◆ WHAT IS REQUIRED ◆
Extract the complete listing and output it unchanged.

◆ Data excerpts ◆
──────

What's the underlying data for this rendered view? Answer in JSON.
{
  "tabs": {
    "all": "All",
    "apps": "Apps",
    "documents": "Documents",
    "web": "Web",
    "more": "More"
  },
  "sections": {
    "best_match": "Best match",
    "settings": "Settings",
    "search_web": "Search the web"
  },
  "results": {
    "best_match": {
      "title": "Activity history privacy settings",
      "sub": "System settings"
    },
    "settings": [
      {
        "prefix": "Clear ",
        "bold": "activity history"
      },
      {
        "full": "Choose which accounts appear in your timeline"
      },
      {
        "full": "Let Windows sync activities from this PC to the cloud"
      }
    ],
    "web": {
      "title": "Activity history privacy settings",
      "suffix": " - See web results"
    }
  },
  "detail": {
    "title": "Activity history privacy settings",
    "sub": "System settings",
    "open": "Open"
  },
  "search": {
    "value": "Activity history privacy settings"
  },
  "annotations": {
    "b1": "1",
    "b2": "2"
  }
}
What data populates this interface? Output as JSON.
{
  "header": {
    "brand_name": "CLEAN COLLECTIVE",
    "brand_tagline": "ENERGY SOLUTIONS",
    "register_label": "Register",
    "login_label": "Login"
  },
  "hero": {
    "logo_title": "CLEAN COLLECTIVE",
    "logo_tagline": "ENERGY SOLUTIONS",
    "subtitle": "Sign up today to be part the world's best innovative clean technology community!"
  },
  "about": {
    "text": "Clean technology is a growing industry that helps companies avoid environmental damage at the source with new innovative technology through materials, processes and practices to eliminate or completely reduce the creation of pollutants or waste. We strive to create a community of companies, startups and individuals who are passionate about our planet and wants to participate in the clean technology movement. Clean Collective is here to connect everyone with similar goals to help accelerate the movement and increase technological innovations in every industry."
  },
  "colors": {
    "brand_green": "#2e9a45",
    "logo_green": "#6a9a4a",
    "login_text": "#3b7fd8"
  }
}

──────

◆ RESULT OF THIS TASK ◆
What's the underlying data for this rendered view? Answer in JSON.
{
  "tabs": {
    "all": "All",
    "apps": "Apps",
    "documents": "Documents",
    "web": "Web",
    "more": "More"
  },
  "sections": {
    "best_match": "Best match",
    "settings": "Settings",
    "search_web": "Search the web"
  },
  "results": {
    "best_match": {
      "title": "Activity history privacy settings",
      "sub": "System settings"
    },
    "settings": [
      {
        "prefix": "Clear ",
        "bold": "activity history"
      },
      {
        "full": "Choose which accounts appear in your timeline"
      },
      {
        "full": "Let Windows sync activities from this PC to the cloud"
      }
    ],
    "web": {
      "title": "Activity history privacy settings",
      "suffix": " - See web results"
    }
  },
  "detail": {
    "title": "Activity history privacy settings",
    "sub": "System settings",
    "open": "Open"
  },
  "search": {
    "value": "Activity history privacy settings"
  },
  "annotations": {
    "b1": "1",
    "b2": "2"
  }
}
What data populates this interface? Output as JSON.
{
  "header": {
    "brand_name": "CLEAN COLLECTIVE",
    "brand_tagline": "ENERGY SOLUTIONS",
    "register_label": "Register",
    "login_label": "Login"
  },
  "hero": {
    "logo_title": "CLEAN COLLECTIVE",
    "logo_tagline": "ENERGY SOLUTIONS",
    "subtitle": "Sign up today to be part the world's best innovative clean technology community!"
  },
  "about": {
    "text": "Clean technology is a growing industry that helps companies avoid environmental damage at the source with new innovative technology through materials, processes and practices to eliminate or completely reduce the creation of pollutants or waste. We strive to create a community of companies, startups and individuals who are passionate about our planet and wants to participate in the clean technology movement. Clean Collective is here to connect everyone with similar goals to help accelerate the movement and increase technological innovations in every industry."
  },
  "colors": {
    "brand_green": "#2e9a45",
    "logo_green": "#6a9a4a",
    "login_text": "#3b7fd8"
  }
}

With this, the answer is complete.